» **TEXT BLOCK**
The study, published last month in the journal Infection and Immunity, has caused a stir among Lyme experts. In fact, Schell initially refused to discuss the article, saying it was "too political." But he and his colleagues state unequivocally in the study:

"Recently the Food and Drug Administration approved the use of OspA for vaccination of humans despite indirect evidence and concerns that OspA is associated with arthritis. In this study, we present direct evidence that vaccination ... can induce severe destructive arthritis in hamsters after challenge with the Lyme borreliosis spirochete." Schell says his study does not prove the vaccine can induce arthritis in people, but "it raises the flag, and I am concerned."

While Schell was reluctant to discuss his findings, others were quick to assail them. Dr. Neal Halsey, director of Johns Hopkins University's Institute of Vaccine Safety, questioned the study's relevance, saying that hamsters are prone to develop arthritis and that the vaccine used was not LYMErix.

Schell countered that hamsters are not particularly prone to arthritis. "There's no evidence of that in the literature," he said. And he said he avoided using LYMErix in the study "for political reasons." His own formulation was different by "one amino acid."

But Halsey and others said that animal studies are not as significant as the results of clinical trials in humans. Halsey was head of the data monitoring and safety board for the SmithKline vaccine trials. In that trial of 10,936 people begun in 1995, most side effects were minor, and only about 1 percent of those vaccinated and 1 percent of those in the placebo group developed arthritis, Halsey said. A trial of 10,305 of a similar vaccine made by Pasteur Merieux Connaught of Swiftwater, Pa. -- never brought for FDA approval -- showed similar results.

"No way would I have gone on to the pediatric studies if I had seen anything in the study to show there were worries," he said.

» **MATERIAL PROVIDED**
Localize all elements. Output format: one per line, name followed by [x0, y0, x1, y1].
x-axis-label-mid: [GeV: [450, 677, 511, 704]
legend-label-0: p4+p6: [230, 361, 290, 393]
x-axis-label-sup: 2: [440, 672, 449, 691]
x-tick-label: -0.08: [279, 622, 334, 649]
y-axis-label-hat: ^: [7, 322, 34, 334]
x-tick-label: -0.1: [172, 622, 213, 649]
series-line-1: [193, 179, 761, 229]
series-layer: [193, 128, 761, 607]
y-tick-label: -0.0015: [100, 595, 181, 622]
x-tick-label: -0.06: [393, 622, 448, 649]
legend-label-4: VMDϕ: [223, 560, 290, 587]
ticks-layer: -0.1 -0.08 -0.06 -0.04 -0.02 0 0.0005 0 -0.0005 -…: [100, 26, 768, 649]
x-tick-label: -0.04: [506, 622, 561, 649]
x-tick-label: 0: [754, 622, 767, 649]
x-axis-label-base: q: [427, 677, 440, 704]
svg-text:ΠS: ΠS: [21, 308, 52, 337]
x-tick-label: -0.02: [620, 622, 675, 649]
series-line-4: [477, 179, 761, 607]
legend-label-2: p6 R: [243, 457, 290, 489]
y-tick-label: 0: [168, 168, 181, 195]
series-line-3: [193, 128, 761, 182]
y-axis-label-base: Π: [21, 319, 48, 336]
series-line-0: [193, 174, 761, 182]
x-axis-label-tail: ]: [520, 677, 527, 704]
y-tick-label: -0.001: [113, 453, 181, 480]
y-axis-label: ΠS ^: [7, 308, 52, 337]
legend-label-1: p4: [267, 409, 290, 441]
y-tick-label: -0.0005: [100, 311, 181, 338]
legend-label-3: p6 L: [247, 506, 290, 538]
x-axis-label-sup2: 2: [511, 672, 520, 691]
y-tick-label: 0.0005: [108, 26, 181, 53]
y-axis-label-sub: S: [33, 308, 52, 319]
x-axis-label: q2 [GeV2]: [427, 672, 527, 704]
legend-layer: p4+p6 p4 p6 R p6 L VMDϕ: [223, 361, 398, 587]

» **TASKS**
1. In the Lyme vaccine article, why did Halsey question the relevance of Schell's hamster study? Answer in one to three sentences.
2. Write the next part of the Lyme vaccine article, starting after its final sentence.

» **ANSWER SET**
1. Halsey said hamsters are prone to develop arthritis. He also pointed out that the vaccine used in the study was not LYMErix.

2.
Members of the FDA's advisory panel also said the data they saw showed no pattern of serious side effects in the clinical trial vaccine. "The advisory panel was aware of the theoretical risk of this vaccine causing autoimmunity. A careful evaluation of study patients did not reveal any problems, but the panel recommended the vaccine be monitored post-approval to see if anything occurred as greater numbers were vaccinated," said panel member Raymond Dattwyler, director of the Lyme disease research center at the State University of New York at Stony Brook.

"Regarding cross-reactivity, we were all very aware, and we looked at it very carefully," said Kathyrn Edwards, a vaccinologist at Vanderbilt University in Nashville and a panel member. "I think we take the very best data we can; we think about it very seriously ... No one has a crystal ball."

Dr. Leonard Sigal, chief investigator for the Connaught vaccine trial, said there were no untoward side effects in his study. "Cross- reactivity wasn't seen in the Connaught trial under very controlled conditions."

But there were signs that some participants felt they were having bad reactions. Before the vaccine was approved, at least four lawsuits were filed by people who had participated in the vaccine trials -- highly unusual since participants sign informed consents. Three were filed against Connaught; the other was filed against SmithKline. In two of the Connaught suits and the SmithKline case, the participants said they had had debilitating arthritic-like problems. One case was settled for an undisclosed amount, another dropped and two are pending, said Maurer, the lawyer in those suits.

And others who have experience with the vaccine since its approval are sure it has done them more harm than good, regardless of the clinical studies. An East Northport woman who did not want to be identified decided to have her son, 16, get the vaccine after the repeated urging of his doctor. He had been diagnosed with Lyme disease in January, 1998. Now she thinks it has made his knee swell, sidelining the promising track star at a time when colleges are looking to offer athletic scholarships.

"Had I known then what I know now, I never would have let him have it," the mother said.